**What is required**
State only the count of lines in the listing below that hold "niet".

--- Information shown ---

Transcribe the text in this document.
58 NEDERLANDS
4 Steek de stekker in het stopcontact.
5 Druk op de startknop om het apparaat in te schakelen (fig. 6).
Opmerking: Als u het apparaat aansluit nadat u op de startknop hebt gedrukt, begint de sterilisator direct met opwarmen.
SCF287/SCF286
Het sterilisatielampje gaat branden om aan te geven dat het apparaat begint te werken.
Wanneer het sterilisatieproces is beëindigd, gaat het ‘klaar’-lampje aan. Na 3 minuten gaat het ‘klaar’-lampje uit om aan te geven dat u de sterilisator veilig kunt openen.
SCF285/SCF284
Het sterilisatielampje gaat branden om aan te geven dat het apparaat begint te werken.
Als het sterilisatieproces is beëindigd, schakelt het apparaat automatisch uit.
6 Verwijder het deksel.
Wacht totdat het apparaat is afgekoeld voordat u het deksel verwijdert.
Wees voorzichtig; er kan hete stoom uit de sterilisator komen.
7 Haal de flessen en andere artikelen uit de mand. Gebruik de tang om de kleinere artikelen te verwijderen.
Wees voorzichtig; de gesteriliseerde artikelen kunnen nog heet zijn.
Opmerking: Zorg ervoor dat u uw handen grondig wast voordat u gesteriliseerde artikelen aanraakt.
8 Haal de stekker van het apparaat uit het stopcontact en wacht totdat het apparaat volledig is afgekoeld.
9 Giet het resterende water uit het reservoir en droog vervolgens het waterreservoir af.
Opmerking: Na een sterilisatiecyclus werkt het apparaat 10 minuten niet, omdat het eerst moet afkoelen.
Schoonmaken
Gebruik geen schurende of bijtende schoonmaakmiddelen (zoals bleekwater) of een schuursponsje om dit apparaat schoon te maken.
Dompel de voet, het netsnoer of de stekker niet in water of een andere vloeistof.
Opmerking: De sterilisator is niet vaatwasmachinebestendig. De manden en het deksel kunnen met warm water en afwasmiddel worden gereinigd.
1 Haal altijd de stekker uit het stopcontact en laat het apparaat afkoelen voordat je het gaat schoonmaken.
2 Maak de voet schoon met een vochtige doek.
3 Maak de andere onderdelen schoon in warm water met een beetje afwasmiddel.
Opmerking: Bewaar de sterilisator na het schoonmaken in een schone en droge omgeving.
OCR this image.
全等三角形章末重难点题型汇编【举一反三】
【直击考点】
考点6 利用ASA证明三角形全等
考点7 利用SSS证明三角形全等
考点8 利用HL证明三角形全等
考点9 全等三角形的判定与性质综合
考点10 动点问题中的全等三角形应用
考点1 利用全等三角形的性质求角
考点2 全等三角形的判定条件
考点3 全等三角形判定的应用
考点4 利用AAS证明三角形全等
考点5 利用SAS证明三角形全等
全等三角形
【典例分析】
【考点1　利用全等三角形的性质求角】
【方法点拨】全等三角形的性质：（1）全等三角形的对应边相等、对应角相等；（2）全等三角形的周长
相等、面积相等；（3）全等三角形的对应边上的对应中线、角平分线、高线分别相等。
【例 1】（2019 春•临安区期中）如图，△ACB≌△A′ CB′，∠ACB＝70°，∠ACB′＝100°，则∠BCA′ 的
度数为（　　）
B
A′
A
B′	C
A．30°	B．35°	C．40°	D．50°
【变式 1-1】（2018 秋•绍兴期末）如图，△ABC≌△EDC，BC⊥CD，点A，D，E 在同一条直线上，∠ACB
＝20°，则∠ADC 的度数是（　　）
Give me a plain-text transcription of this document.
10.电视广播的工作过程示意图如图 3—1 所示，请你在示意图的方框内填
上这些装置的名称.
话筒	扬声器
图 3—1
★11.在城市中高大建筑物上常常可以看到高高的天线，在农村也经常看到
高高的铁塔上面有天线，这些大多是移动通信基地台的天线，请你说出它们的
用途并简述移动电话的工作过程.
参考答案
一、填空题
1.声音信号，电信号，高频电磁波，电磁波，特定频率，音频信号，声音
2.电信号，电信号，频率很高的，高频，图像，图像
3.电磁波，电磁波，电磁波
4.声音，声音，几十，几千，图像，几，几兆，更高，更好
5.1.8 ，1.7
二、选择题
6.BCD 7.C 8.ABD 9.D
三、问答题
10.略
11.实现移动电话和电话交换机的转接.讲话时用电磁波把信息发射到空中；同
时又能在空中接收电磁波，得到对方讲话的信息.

---

**Result of this exercise**
3